> **PROBLEM TO WORK ON**
Go through the listing and pick out each line with the word "дистанционното" in it.

> **SUPPLIED ENTRIES**
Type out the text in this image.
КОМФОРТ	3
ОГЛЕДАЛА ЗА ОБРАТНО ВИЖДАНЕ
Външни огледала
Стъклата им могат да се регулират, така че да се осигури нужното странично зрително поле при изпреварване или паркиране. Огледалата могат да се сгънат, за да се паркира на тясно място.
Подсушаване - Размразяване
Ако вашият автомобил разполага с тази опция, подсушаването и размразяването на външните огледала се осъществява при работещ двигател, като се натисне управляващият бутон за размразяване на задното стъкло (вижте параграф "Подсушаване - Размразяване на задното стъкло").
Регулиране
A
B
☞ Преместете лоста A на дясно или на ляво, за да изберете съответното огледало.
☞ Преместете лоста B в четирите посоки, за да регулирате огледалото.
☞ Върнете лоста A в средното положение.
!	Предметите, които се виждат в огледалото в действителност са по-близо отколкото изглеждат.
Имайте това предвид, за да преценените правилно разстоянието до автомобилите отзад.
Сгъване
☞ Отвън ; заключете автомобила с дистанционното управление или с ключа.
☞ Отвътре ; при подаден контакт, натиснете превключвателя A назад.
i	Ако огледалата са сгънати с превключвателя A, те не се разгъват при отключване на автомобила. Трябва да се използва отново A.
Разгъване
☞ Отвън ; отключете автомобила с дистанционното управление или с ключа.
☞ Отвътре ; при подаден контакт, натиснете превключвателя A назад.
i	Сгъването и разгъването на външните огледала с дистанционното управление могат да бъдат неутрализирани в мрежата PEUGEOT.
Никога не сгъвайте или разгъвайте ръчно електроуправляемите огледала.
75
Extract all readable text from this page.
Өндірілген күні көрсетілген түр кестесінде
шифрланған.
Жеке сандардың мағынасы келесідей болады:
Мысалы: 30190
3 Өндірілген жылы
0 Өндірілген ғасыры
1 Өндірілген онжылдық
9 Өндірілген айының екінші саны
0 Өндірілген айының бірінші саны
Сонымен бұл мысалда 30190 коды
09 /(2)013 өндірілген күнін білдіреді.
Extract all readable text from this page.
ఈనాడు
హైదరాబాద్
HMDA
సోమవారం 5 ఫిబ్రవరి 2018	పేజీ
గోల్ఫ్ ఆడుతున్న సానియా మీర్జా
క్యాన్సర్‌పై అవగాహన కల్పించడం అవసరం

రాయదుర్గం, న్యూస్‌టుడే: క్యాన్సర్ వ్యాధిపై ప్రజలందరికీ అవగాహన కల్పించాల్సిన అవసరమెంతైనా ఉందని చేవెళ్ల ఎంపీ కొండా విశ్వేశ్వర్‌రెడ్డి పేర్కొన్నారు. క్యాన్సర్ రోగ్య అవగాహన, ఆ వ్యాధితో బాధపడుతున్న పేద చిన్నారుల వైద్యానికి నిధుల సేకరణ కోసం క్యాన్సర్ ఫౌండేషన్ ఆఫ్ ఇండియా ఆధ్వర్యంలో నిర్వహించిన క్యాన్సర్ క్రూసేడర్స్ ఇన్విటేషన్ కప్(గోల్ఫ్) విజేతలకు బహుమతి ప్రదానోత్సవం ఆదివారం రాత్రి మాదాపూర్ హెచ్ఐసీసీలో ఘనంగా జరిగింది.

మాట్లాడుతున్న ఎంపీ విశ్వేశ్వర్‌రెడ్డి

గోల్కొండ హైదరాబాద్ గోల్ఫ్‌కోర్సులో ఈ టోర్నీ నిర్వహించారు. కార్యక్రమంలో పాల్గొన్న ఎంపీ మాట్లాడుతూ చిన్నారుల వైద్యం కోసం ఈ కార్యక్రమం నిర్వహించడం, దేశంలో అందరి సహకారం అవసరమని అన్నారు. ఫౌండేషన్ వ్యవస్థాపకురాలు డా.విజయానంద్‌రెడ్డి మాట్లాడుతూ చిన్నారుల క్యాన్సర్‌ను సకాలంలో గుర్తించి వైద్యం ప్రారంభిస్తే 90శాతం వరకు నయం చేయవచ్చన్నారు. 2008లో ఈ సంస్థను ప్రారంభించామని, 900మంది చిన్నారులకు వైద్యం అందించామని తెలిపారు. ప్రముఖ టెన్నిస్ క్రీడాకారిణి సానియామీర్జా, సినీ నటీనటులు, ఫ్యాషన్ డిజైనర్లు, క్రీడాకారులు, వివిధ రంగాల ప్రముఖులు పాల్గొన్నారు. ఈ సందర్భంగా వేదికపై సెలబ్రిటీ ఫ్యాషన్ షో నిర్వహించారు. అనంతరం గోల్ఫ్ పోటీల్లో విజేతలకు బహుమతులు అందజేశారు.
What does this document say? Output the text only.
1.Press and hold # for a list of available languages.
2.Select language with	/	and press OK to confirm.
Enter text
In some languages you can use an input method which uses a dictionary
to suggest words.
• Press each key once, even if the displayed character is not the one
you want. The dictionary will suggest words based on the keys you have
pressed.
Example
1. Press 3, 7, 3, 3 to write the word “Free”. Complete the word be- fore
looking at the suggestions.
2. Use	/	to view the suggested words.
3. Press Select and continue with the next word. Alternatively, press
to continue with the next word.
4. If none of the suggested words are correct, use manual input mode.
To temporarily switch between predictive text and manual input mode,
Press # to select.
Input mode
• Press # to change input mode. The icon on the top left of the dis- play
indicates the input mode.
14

> **ANSWER TO THE PROBLEM**
☞ Отвън ; заключете автомобила с дистанционното управление или с ключа.
☞ Отвън ; отключете автомобила с дистанционното управление или с ключа.
i	Сгъването и разгъването на външните огледала с дистанционното управление могат да бъдат неутрализирани в мрежата PEUGEOT.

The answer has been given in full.